## [What to produce]
Quote all entries in full, exactly.
⟨
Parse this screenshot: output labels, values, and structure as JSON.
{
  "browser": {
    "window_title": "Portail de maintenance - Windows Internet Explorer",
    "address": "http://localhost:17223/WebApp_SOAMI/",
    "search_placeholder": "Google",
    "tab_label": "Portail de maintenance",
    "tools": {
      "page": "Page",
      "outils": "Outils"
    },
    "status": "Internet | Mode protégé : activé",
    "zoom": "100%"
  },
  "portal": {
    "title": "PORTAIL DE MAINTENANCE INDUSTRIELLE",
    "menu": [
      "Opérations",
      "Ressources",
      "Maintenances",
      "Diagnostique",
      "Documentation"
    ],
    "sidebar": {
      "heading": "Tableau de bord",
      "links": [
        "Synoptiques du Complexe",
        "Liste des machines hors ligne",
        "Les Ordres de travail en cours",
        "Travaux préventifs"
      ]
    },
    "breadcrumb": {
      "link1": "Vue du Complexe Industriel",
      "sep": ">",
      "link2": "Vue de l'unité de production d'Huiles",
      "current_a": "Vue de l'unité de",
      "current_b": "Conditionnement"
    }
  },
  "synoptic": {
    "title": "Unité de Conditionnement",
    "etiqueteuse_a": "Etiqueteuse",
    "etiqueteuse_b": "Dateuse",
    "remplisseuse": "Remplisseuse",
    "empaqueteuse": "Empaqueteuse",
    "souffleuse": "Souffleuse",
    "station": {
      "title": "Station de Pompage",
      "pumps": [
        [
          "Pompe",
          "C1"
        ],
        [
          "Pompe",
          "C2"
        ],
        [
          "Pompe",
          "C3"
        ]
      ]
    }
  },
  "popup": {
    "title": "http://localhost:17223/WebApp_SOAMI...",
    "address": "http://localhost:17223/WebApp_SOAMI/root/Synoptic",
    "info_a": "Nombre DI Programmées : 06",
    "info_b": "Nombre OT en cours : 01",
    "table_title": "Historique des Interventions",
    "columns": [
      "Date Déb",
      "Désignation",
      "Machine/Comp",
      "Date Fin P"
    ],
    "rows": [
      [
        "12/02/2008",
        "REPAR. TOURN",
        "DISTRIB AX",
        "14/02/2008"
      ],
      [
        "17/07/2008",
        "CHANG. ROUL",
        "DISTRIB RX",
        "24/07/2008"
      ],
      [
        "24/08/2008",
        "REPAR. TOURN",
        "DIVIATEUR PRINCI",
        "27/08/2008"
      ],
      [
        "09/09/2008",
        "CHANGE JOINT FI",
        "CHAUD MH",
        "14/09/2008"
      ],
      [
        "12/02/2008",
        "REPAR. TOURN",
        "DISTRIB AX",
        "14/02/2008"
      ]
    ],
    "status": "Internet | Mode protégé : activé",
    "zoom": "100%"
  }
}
⟩
## [Exercise response]
Parse this screenshot: output labels, values, and structure as JSON.
{
  "browser": {
    "window_title": "Portail de maintenance - Windows Internet Explorer",
    "address": "http://localhost:17223/WebApp_SOAMI/",
    "search_placeholder": "Google",
    "tab_label": "Portail de maintenance",
    "tools": {
      "page": "Page",
      "outils": "Outils"
    },
    "status": "Internet | Mode protégé : activé",
    "zoom": "100%"
  },
  "portal": {
    "title": "PORTAIL DE MAINTENANCE INDUSTRIELLE",
    "menu": [
      "Opérations",
      "Ressources",
      "Maintenances",
      "Diagnostique",
      "Documentation"
    ],
    "sidebar": {
      "heading": "Tableau de bord",
      "links": [
        "Synoptiques du Complexe",
        "Liste des machines hors ligne",
        "Les Ordres de travail en cours",
        "Travaux préventifs"
      ]
    },
    "breadcrumb": {
      "link1": "Vue du Complexe Industriel",
      "sep": ">",
      "link2": "Vue de l'unité de production d'Huiles",
      "current_a": "Vue de l'unité de",
      "current_b": "Conditionnement"
    }
  },
  "synoptic": {
    "title": "Unité de Conditionnement",
    "etiqueteuse_a": "Etiqueteuse",
    "etiqueteuse_b": "Dateuse",
    "remplisseuse": "Remplisseuse",
    "empaqueteuse": "Empaqueteuse",
    "souffleuse": "Souffleuse",
    "station": {
      "title": "Station de Pompage",
      "pumps": [
        [
          "Pompe",
          "C1"
        ],
        [
          "Pompe",
          "C2"
        ],
        [
          "Pompe",
          "C3"
        ]
      ]
    }
  },
  "popup": {
    "title": "http://localhost:17223/WebApp_SOAMI...",
    "address": "http://localhost:17223/WebApp_SOAMI/root/Synoptic",
    "info_a": "Nombre DI Programmées : 06",
    "info_b": "Nombre OT en cours : 01",
    "table_title": "Historique des Interventions",
    "columns": [
      "Date Déb",
      "Désignation",
      "Machine/Comp",
      "Date Fin P"
    ],
    "rows": [
      [
        "12/02/2008",
        "REPAR. TOURN",
        "DISTRIB AX",
        "14/02/2008"
      ],
      [
        "17/07/2008",
        "CHANG. ROUL",
        "DISTRIB RX",
        "24/07/2008"
      ],
      [
        "24/08/2008",
        "REPAR. TOURN",
        "DIVIATEUR PRINCI",
        "27/08/2008"
      ],
      [
        "09/09/2008",
        "CHANGE JOINT FI",
        "CHAUD MH",
        "14/09/2008"
      ],
      [
        "12/02/2008",
        "REPAR. TOURN",
        "DISTRIB AX",
        "14/02/2008"
      ]
    ],
    "status": "Internet | Mode protégé : activé",
    "zoom": "100%"
  }
}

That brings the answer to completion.